* WORK INSTRUCTIONS
Copy the lines starting at the one containing "product-label: 更多 xyxy=(686,1779,705,1789)" and ending at the one containing "site-header: A AB模板网", keeping every character as it appears.

* DATA FOR THE TASK
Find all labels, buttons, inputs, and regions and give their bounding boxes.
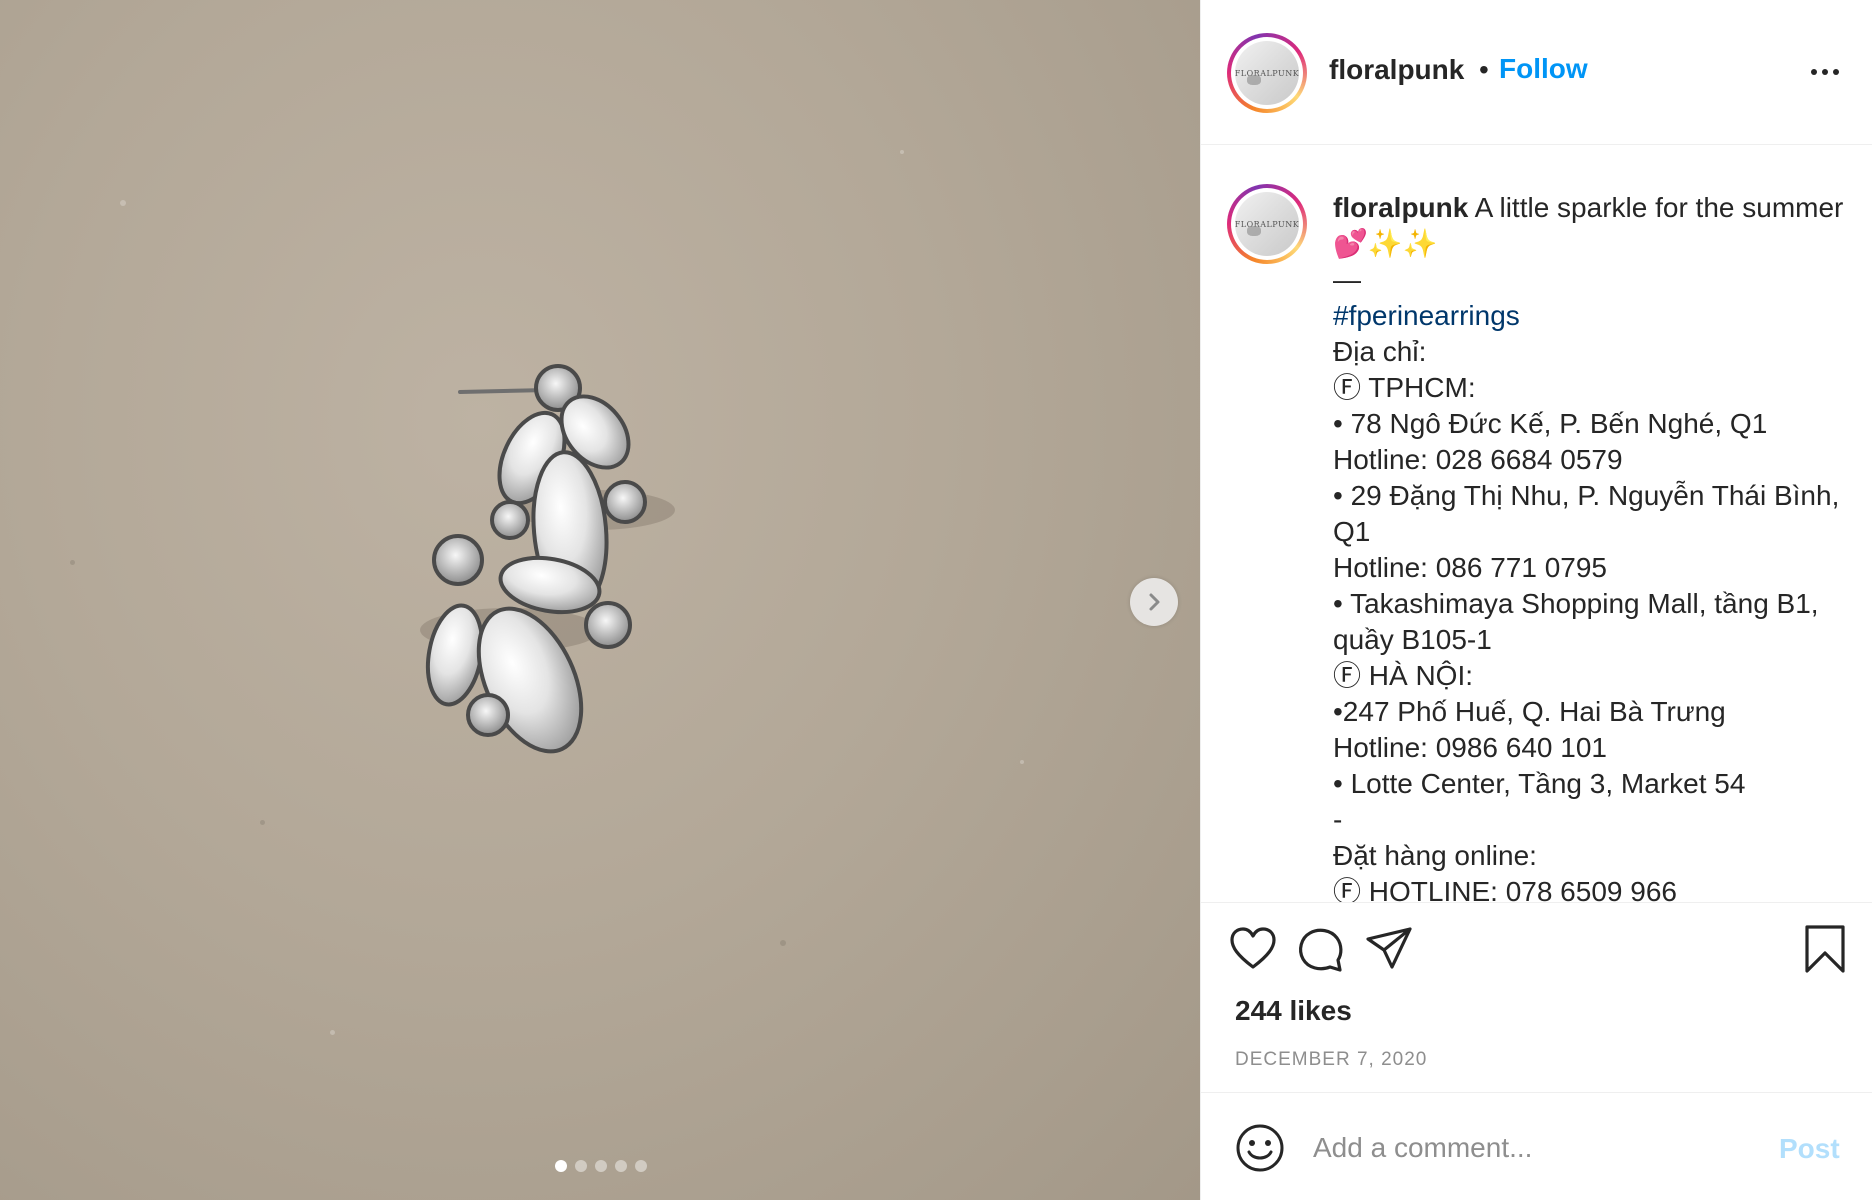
next-slide-button[interactable] <box>1130 578 1178 626</box>
post-comment-button[interactable]: Post <box>1779 1133 1840 1165</box>
author-avatar[interactable]: FLORALPUNK <box>1227 33 1307 113</box>
texture-speck <box>260 820 265 825</box>
bookmark-icon[interactable] <box>1799 923 1851 975</box>
texture-speck <box>120 200 126 206</box>
caption-body: Địa chỉ: Ⓕ TPHCM: • 78 Ngô Đức Kế, P. Bế… <box>1333 336 1840 902</box>
carousel-dot <box>555 1160 567 1172</box>
more-options-icon[interactable] <box>1805 57 1845 87</box>
follow-button[interactable]: Follow <box>1499 53 1588 85</box>
comment-icon[interactable] <box>1295 923 1347 975</box>
separator-dot: • <box>1479 54 1489 85</box>
texture-speck <box>330 1030 335 1035</box>
post-actions: 244 likes DECEMBER 7, 2020 <box>1201 902 1872 1092</box>
avatar-logo: FLORALPUNK <box>1235 219 1299 229</box>
post-header: FLORALPUNK floralpunk • Follow <box>1201 0 1872 145</box>
comment-box: Post <box>1201 1092 1872 1200</box>
heart-icon[interactable] <box>1227 923 1279 975</box>
carousel-indicator <box>555 1160 647 1172</box>
emoji-icon[interactable] <box>1235 1123 1285 1173</box>
texture-speck <box>900 150 904 154</box>
author-username[interactable]: floralpunk <box>1329 54 1464 86</box>
comment-input[interactable] <box>1313 1125 1753 1171</box>
carousel-dot <box>575 1160 587 1172</box>
carousel-dot <box>635 1160 647 1172</box>
post-image[interactable] <box>0 0 1200 1200</box>
post-sidebar: FLORALPUNK floralpunk • Follow FLORALPUN… <box>1200 0 1872 1200</box>
chevron-right-icon <box>1149 593 1160 611</box>
likes-count[interactable]: 244 likes <box>1235 995 1352 1027</box>
texture-speck <box>1020 760 1024 764</box>
carousel-dot <box>595 1160 607 1172</box>
share-icon[interactable] <box>1363 923 1415 975</box>
avatar-logo: FLORALPUNK <box>1235 68 1299 78</box>
caption-avatar[interactable]: FLORALPUNK <box>1227 184 1307 264</box>
caption-username[interactable]: floralpunk <box>1333 192 1468 223</box>
caption-section: FLORALPUNK floralpunk A little sparkle f… <box>1201 146 1872 902</box>
texture-speck <box>780 940 786 946</box>
hashtag-link[interactable]: #fperinearrings <box>1333 300 1520 331</box>
carousel-dot <box>615 1160 627 1172</box>
post-date[interactable]: DECEMBER 7, 2020 <box>1235 1049 1427 1071</box>
caption-text: floralpunk A little sparkle for the summ… <box>1333 190 1853 902</box>
texture-speck <box>70 560 75 565</box>
earrings-photo <box>420 364 675 754</box>
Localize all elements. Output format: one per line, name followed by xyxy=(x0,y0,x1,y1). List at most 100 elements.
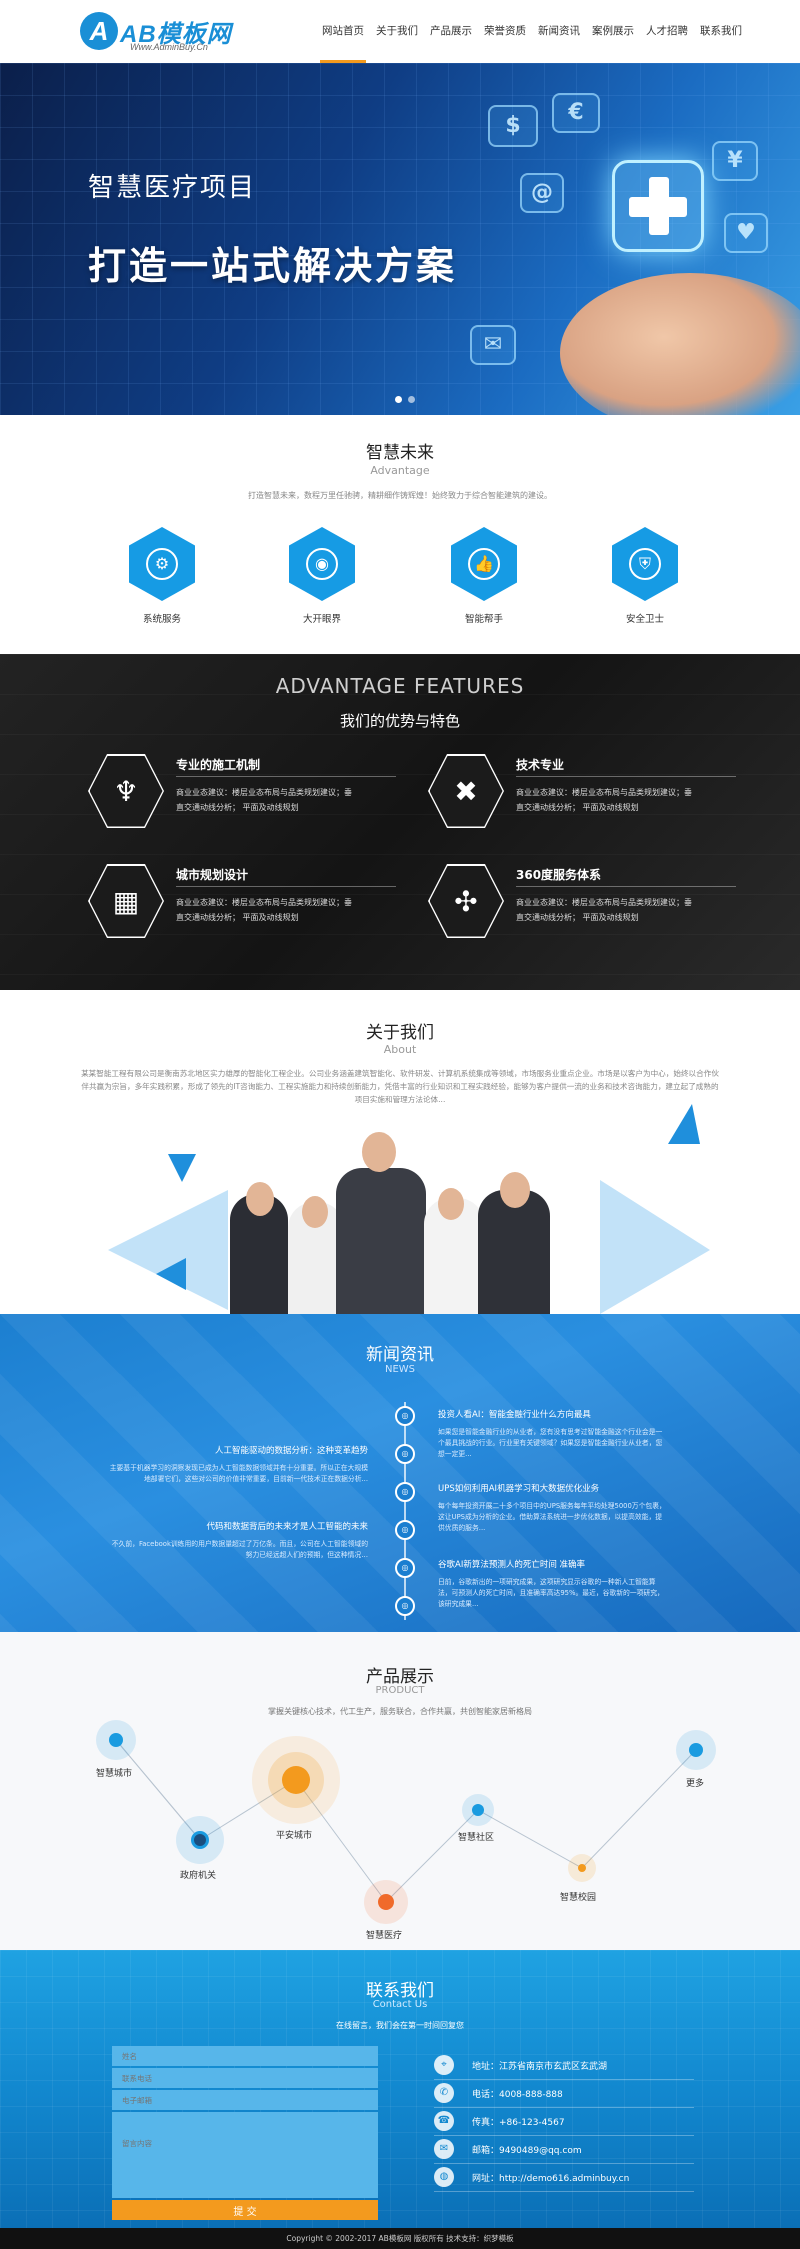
product-label: 更多 xyxy=(686,1779,705,1789)
submit-button[interactable]: 提 交 xyxy=(112,2200,378,2220)
advantage-subtitle: Advantage xyxy=(370,464,430,477)
email-icon: ✉ xyxy=(434,2139,454,2159)
news-item-title[interactable]: 投资人看AI：智能金融行业什么方向最具 xyxy=(438,1408,668,1420)
banner-title: 智慧医疗项目 xyxy=(88,173,257,203)
news-section: 新闻资讯 NEWS ◎ ◎ ◎ ◎ ◎ ◎ 投资人看AI：智能金融行业什么方向最… xyxy=(0,1314,800,1632)
feature-title: 城市规划设计 xyxy=(176,868,249,882)
triangle-decoration xyxy=(668,1104,700,1144)
triangle-decoration xyxy=(600,1180,710,1314)
shield-icon: ⛨ xyxy=(629,548,661,580)
contact-row-email: ✉ 邮箱：9490489@qq.com xyxy=(434,2136,694,2164)
main-nav: 网站首页 关于我们 产品展示 荣誉资质 新闻资讯 案例展示 人才招聘 联系我们 xyxy=(316,0,748,63)
medical-cross-icon xyxy=(612,160,704,252)
product-label: 智慧城市 xyxy=(96,1769,133,1779)
news-item-summary: 每个每年投资开展二十多个项目中的UPS服务每年平均处理5000万个包裹，这让UP… xyxy=(438,1502,666,1532)
feature-item[interactable]: ✣ 360度服务体系 商业业态建议：楼层业态布局与品类规划建议；垂直交通动线分析… xyxy=(428,864,758,944)
product-label: 智慧社区 xyxy=(458,1833,495,1843)
slider-dot-1[interactable] xyxy=(395,396,402,403)
advantage-item-vision[interactable]: ◉ 大开眼界 xyxy=(262,527,382,625)
site-header: A AB模板网 Www.AdminBuy.Cn 网站首页 关于我们 产品展示 荣… xyxy=(0,0,800,63)
advantage-label: 系统服务 xyxy=(142,614,181,625)
nav-home[interactable]: 网站首页 xyxy=(316,0,370,63)
news-item[interactable]: UPS如何利用AI机器学习和大数据优化业务 每个每年投资开展二十多个项目中的UP… xyxy=(438,1482,668,1534)
nav-about[interactable]: 关于我们 xyxy=(370,0,424,63)
triangle-decoration xyxy=(156,1258,186,1290)
news-item[interactable]: 人工智能驱动的数据分析：这种变革趋势 主要基于机器学习的洞察发现已成为人工智能数… xyxy=(106,1444,368,1485)
advantage-item-system-service[interactable]: ⚙ 系统服务 xyxy=(102,527,222,625)
nav-news[interactable]: 新闻资讯 xyxy=(532,0,586,63)
product-label: 平安城市 xyxy=(276,1831,313,1841)
nav-cases[interactable]: 案例展示 xyxy=(586,0,640,63)
contact-desc: 在线留言，我们会在第一时间回复您 xyxy=(336,2021,464,2030)
gear-icon: ⚙ xyxy=(146,548,178,580)
advantage-label: 智能帮手 xyxy=(464,614,503,625)
news-item-title[interactable]: 代码和数据背后的未来才是人工智能的未来 xyxy=(106,1520,368,1532)
news-item-title[interactable]: 谷歌AI新算法预测人的死亡时间 准确率 xyxy=(438,1558,668,1570)
feature-title: 360度服务体系 xyxy=(516,868,602,882)
yen-tile-icon: ¥ xyxy=(712,141,758,181)
nav-products[interactable]: 产品展示 xyxy=(424,0,478,63)
timeline-node-icon: ◎ xyxy=(395,1596,415,1616)
feature-title: 专业的施工机制 xyxy=(176,758,261,772)
timeline-node-icon: ◎ xyxy=(395,1558,415,1578)
products-section: 产品展示 PRODUCT 掌握关键核心技术，代工生产，服务联合，合作共赢，共创智… xyxy=(0,1632,800,1950)
news-item[interactable]: 代码和数据背后的未来才是人工智能的未来 不久前，Facebook训练用的用户数据… xyxy=(106,1520,368,1561)
timeline-node-icon: ◎ xyxy=(395,1520,415,1540)
advantage-item-smart-helper[interactable]: 👍 智能帮手 xyxy=(424,527,544,625)
nav-contact[interactable]: 联系我们 xyxy=(694,0,748,63)
location-icon: ⌖ xyxy=(434,2055,454,2075)
contact-section: 联系我们 Contact Us 在线留言，我们会在第一时间回复您 提 交 ⌖ 地… xyxy=(0,1950,800,2228)
building-icon: ▦ xyxy=(89,865,163,937)
contact-address: 地址：江苏省南京市玄武区玄武湖 xyxy=(472,2062,608,2072)
triangle-decoration xyxy=(168,1154,196,1182)
phone-icon: ✆ xyxy=(434,2083,454,2103)
feature-item[interactable]: ▦ 城市规划设计 商业业态建议：楼层业态布局与品类规划建议；垂直交通动线分析； … xyxy=(88,864,418,944)
triangle-decoration xyxy=(108,1190,228,1310)
slider-dot-2[interactable] xyxy=(408,396,415,403)
contact-info: ⌖ 地址：江苏省南京市玄武区玄武湖 ✆ 电话：4008-888-888 ☎ 传真… xyxy=(434,2052,694,2192)
feature-item[interactable]: ♆ 专业的施工机制 商业业态建议：楼层业态布局与品类规划建议；垂直交通动线分析；… xyxy=(88,754,418,834)
nav-honors[interactable]: 荣誉资质 xyxy=(478,0,532,63)
news-timeline xyxy=(404,1402,406,1620)
products-subtitle: PRODUCT xyxy=(375,1685,425,1696)
mail-tile-icon: ✉ xyxy=(470,325,516,365)
at-tile-icon: @ xyxy=(520,173,564,213)
product-label: 智慧医疗 xyxy=(366,1931,403,1941)
contact-title: 联系我们 xyxy=(366,1981,434,2001)
news-item-summary: 如果您是智能金融行业的从业者，您有没有思考过智能金融这个行业会是一个最具挑战的行… xyxy=(438,1428,663,1458)
advantage-item-security[interactable]: ⛨ 安全卫士 xyxy=(585,527,705,625)
advantage-label: 大开眼界 xyxy=(302,614,341,625)
advantage-label: 安全卫士 xyxy=(625,614,664,625)
name-field[interactable] xyxy=(112,2046,378,2066)
contact-email[interactable]: 邮箱：9490489@qq.com xyxy=(472,2143,582,2156)
contact-subtitle: Contact Us xyxy=(372,1999,428,2010)
feature-item[interactable]: ✖ 技术专业 商业业态建议：楼层业态布局与品类规划建议；垂直交通动线分析； 平面… xyxy=(428,754,758,834)
hero-banner[interactable]: $ € ¥ @ ♥ ✉ 智慧医疗项目 打造一站式解决方案 xyxy=(0,63,800,415)
phone-field[interactable] xyxy=(112,2068,378,2088)
eye-icon: ◉ xyxy=(306,548,338,580)
email-field[interactable] xyxy=(112,2090,378,2110)
feature-text: 商业业态建议：楼层业态布局与品类规划建议；垂直交通动线分析； 平面及动线规划 xyxy=(176,788,352,812)
features-title-en: ADVANTAGE FEATURES xyxy=(275,674,525,698)
news-item[interactable]: 投资人看AI：智能金融行业什么方向最具 如果您是智能金融行业的从业者，您有没有思… xyxy=(438,1408,668,1460)
news-item-title[interactable]: 人工智能驱动的数据分析：这种变革趋势 xyxy=(106,1444,368,1456)
thumbs-up-icon: 👍 xyxy=(468,548,500,580)
news-item-title[interactable]: UPS如何利用AI机器学习和大数据优化业务 xyxy=(438,1482,668,1494)
windmill-icon: ✣ xyxy=(429,865,503,937)
product-label: 政府机关 xyxy=(180,1871,217,1881)
nav-jobs[interactable]: 人才招聘 xyxy=(640,0,694,63)
news-item[interactable]: 谷歌AI新算法预测人的死亡时间 准确率 日前，谷歌新出的一项研究成果，这项研究显… xyxy=(438,1558,668,1610)
timeline-node-icon: ◎ xyxy=(395,1406,415,1426)
about-title: 关于我们 xyxy=(366,1023,434,1043)
news-item-summary: 不久前，Facebook训练用的用户数据量超过了万亿条。而且，公司在人工智能领域… xyxy=(111,1540,368,1559)
features-title: 我们的优势与特色 xyxy=(339,712,460,730)
banner-subtitle: 打造一站式解决方案 xyxy=(88,244,458,288)
message-field[interactable] xyxy=(112,2112,378,2198)
euro-tile-icon: € xyxy=(552,93,600,133)
features-section: ADVANTAGE FEATURES 我们的优势与特色 ♆ 专业的施工机制 商业… xyxy=(0,654,800,990)
contact-website[interactable]: 网址：http://demo616.adminbuy.cn xyxy=(472,2171,629,2184)
contact-phone: 电话：4008-888-888 xyxy=(472,2090,563,2100)
logo-mark: A xyxy=(80,12,118,50)
logo[interactable]: A AB模板网 Www.AdminBuy.Cn xyxy=(80,12,250,54)
about-subtitle: About xyxy=(383,1043,417,1056)
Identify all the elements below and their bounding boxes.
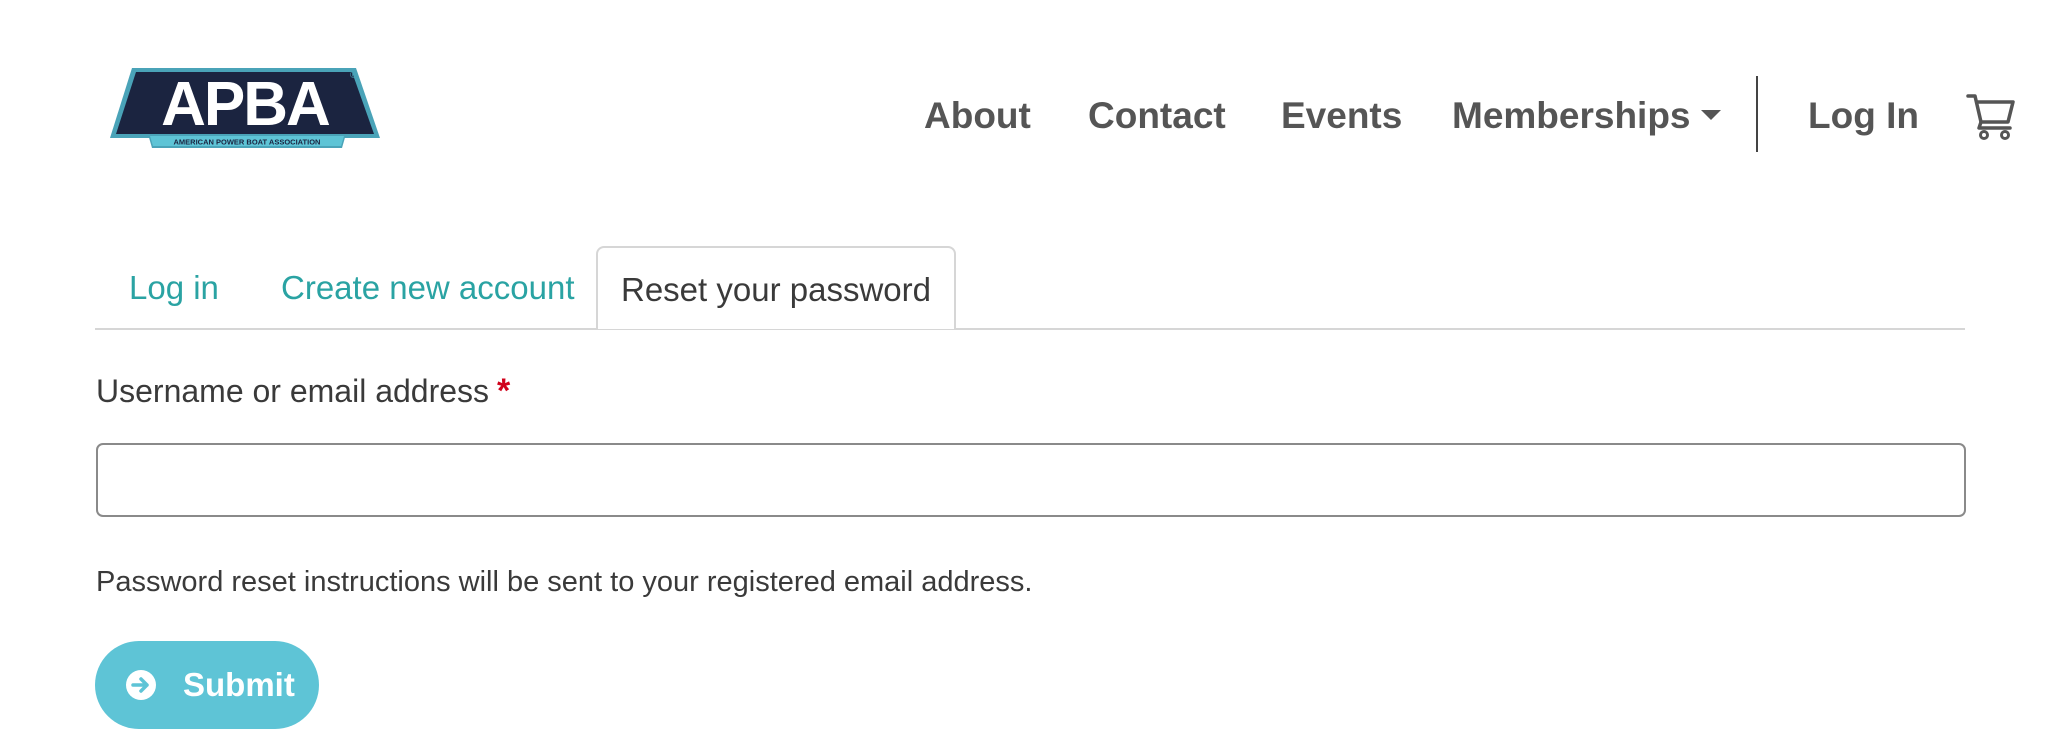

* EXPECTED OUTPUT
product-label: 更多 xyxy=(686,1779,705,1789)
submit-button[interactable]: 提 交 xyxy=(112,2200,378,2220)
advantage-subtitle: Advantage xyxy=(370,464,430,477)
email-icon: ✉ xyxy=(434,2139,454,2159)
news-item-title[interactable]: 投资人看AI：智能金融行业什么方向最具 xyxy=(438,1408,668,1420)
banner-title: 智慧医疗项目 xyxy=(88,173,257,203)
news-section: 新闻资讯 NEWS ◎ ◎ ◎ ◎ ◎ ◎ 投资人看AI：智能金融行业什么方向最… xyxy=(0,1314,800,1632)
feature-title: 城市规划设计 xyxy=(176,868,249,882)
triangle-decoration xyxy=(668,1104,700,1144)
triangle-decoration xyxy=(600,1180,710,1314)
shield-icon: ⛨ xyxy=(629,548,661,580)
contact-row-email: ✉ 邮箱：9490489@qq.com xyxy=(434,2136,694,2164)
main-nav: 网站首页 关于我们 产品展示 荣誉资质 新闻资讯 案例展示 人才招聘 联系我们 xyxy=(316,0,748,63)
medical-cross-icon xyxy=(612,160,704,252)
product-label: 智慧城市 xyxy=(96,1769,133,1779)
news-item-summary: 每个每年投资开展二十多个项目中的UPS服务每年平均处理5000万个包裹，这让UP… xyxy=(438,1502,666,1532)
feature-item[interactable]: ✣ 360度服务体系 商业业态建议：楼层业态布局与品类规划建议；垂直交通动线分析… xyxy=(428,864,758,944)
product-label: 智慧社区 xyxy=(458,1833,495,1843)
slider-dot-1[interactable] xyxy=(395,396,402,403)
advantage-item-vision[interactable]: ◉ 大开眼界 xyxy=(262,527,382,625)
site-header: A AB模板网 Www.AdminBuy.Cn 网站首页 关于我们 产品展示 荣… xyxy=(0,0,800,63)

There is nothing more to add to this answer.